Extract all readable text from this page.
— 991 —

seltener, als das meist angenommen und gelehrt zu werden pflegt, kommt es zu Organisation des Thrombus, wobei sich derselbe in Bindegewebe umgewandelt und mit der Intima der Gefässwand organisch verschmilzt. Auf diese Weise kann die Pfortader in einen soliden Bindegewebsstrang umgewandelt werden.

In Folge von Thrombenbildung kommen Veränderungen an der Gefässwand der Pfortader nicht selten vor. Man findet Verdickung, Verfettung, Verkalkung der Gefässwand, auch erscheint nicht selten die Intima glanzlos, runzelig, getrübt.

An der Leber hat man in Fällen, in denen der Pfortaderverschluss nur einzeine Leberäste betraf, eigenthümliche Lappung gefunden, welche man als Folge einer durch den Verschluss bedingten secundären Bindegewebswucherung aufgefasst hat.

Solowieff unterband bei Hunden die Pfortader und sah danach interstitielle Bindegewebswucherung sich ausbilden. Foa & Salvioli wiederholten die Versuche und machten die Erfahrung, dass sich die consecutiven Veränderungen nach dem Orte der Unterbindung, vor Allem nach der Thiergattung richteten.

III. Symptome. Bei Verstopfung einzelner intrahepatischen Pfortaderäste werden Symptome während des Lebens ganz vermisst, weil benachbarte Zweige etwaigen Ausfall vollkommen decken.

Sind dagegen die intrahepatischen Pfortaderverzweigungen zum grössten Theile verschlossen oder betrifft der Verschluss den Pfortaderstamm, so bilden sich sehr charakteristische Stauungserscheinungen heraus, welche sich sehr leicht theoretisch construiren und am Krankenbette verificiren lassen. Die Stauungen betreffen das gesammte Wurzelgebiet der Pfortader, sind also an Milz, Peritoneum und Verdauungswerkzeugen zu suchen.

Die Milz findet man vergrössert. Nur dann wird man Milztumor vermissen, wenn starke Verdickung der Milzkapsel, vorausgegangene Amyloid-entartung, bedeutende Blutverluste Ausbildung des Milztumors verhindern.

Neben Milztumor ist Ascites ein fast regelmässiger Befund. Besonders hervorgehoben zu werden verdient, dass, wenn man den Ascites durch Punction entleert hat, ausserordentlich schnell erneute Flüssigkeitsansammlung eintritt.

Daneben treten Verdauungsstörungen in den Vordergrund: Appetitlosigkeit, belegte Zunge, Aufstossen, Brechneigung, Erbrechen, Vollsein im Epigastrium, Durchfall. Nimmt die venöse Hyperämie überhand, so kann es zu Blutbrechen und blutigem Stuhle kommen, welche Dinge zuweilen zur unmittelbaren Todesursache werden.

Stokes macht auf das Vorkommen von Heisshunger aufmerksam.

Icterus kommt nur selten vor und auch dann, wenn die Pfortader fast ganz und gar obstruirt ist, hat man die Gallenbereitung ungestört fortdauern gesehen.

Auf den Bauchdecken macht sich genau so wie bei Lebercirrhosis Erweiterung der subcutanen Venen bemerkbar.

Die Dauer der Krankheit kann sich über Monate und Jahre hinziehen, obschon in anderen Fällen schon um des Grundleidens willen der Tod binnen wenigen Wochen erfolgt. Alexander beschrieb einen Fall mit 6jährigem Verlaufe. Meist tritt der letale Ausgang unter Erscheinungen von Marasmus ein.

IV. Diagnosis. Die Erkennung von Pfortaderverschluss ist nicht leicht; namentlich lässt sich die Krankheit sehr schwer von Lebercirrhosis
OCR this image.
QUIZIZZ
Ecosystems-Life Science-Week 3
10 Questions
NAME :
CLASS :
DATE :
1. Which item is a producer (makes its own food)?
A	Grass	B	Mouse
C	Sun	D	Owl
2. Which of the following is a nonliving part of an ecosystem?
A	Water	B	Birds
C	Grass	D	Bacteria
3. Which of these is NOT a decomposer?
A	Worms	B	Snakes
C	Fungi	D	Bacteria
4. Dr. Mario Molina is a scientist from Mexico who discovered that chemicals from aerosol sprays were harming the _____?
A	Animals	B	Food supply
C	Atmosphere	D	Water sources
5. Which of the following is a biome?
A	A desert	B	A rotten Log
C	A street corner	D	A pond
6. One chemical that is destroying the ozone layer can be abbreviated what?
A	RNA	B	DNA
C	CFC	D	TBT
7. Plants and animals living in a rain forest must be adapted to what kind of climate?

◇ ◇ ◇ ◇

**What you are asked to do:** Transcribe the entries exactly.

**Reply:**
Extract all readable text from this page.
— 991 —

seltener, als das meist angenommen und gelehrt zu werden pflegt, kommt es zu Organisation des Thrombus, wobei sich derselbe in Bindegewebe umgewandelt und mit der Intima der Gefässwand organisch verschmilzt. Auf diese Weise kann die Pfortader in einen soliden Bindegewebsstrang umgewandelt werden.

In Folge von Thrombenbildung kommen Veränderungen an der Gefässwand der Pfortader nicht selten vor. Man findet Verdickung, Verfettung, Verkalkung der Gefässwand, auch erscheint nicht selten die Intima glanzlos, runzelig, getrübt.

An der Leber hat man in Fällen, in denen der Pfortaderverschluss nur einzeine Leberäste betraf, eigenthümliche Lappung gefunden, welche man als Folge einer durch den Verschluss bedingten secundären Bindegewebswucherung aufgefasst hat.

Solowieff unterband bei Hunden die Pfortader und sah danach interstitielle Bindegewebswucherung sich ausbilden. Foa & Salvioli wiederholten die Versuche und machten die Erfahrung, dass sich die consecutiven Veränderungen nach dem Orte der Unterbindung, vor Allem nach der Thiergattung richteten.

III. Symptome. Bei Verstopfung einzelner intrahepatischen Pfortaderäste werden Symptome während des Lebens ganz vermisst, weil benachbarte Zweige etwaigen Ausfall vollkommen decken.

Sind dagegen die intrahepatischen Pfortaderverzweigungen zum grössten Theile verschlossen oder betrifft der Verschluss den Pfortaderstamm, so bilden sich sehr charakteristische Stauungserscheinungen heraus, welche sich sehr leicht theoretisch construiren und am Krankenbette verificiren lassen. Die Stauungen betreffen das gesammte Wurzelgebiet der Pfortader, sind also an Milz, Peritoneum und Verdauungswerkzeugen zu suchen.

Die Milz findet man vergrössert. Nur dann wird man Milztumor vermissen, wenn starke Verdickung der Milzkapsel, vorausgegangene Amyloid-entartung, bedeutende Blutverluste Ausbildung des Milztumors verhindern.

Neben Milztumor ist Ascites ein fast regelmässiger Befund. Besonders hervorgehoben zu werden verdient, dass, wenn man den Ascites durch Punction entleert hat, ausserordentlich schnell erneute Flüssigkeitsansammlung eintritt.

Daneben treten Verdauungsstörungen in den Vordergrund: Appetitlosigkeit, belegte Zunge, Aufstossen, Brechneigung, Erbrechen, Vollsein im Epigastrium, Durchfall. Nimmt die venöse Hyperämie überhand, so kann es zu Blutbrechen und blutigem Stuhle kommen, welche Dinge zuweilen zur unmittelbaren Todesursache werden.

Stokes macht auf das Vorkommen von Heisshunger aufmerksam.

Icterus kommt nur selten vor und auch dann, wenn die Pfortader fast ganz und gar obstruirt ist, hat man die Gallenbereitung ungestört fortdauern gesehen.

Auf den Bauchdecken macht sich genau so wie bei Lebercirrhosis Erweiterung der subcutanen Venen bemerkbar.

Die Dauer der Krankheit kann sich über Monate und Jahre hinziehen, obschon in anderen Fällen schon um des Grundleidens willen der Tod binnen wenigen Wochen erfolgt. Alexander beschrieb einen Fall mit 6jährigem Verlaufe. Meist tritt der letale Ausgang unter Erscheinungen von Marasmus ein.

IV. Diagnosis. Die Erkennung von Pfortaderverschluss ist nicht leicht; namentlich lässt sich die Krankheit sehr schwer von Lebercirrhosis
OCR this image.
QUIZIZZ
Ecosystems-Life Science-Week 3
10 Questions
NAME :
CLASS :
DATE :
1. Which item is a producer (makes its own food)?
A	Grass	B	Mouse
C	Sun	D	Owl
2. Which of the following is a nonliving part of an ecosystem?
A	Water	B	Birds
C	Grass	D	Bacteria
3. Which of these is NOT a decomposer?
A	Worms	B	Snakes
C	Fungi	D	Bacteria
4. Dr. Mario Molina is a scientist from Mexico who discovered that chemicals from aerosol sprays were harming the _____?
A	Animals	B	Food supply
C	Atmosphere	D	Water sources
5. Which of the following is a biome?
A	A desert	B	A rotten Log
C	A street corner	D	A pond
6. One chemical that is destroying the ozone layer can be abbreviated what?
A	RNA	B	DNA
C	CFC	D	TBT
7. Plants and animals living in a rain forest must be adapted to what kind of climate?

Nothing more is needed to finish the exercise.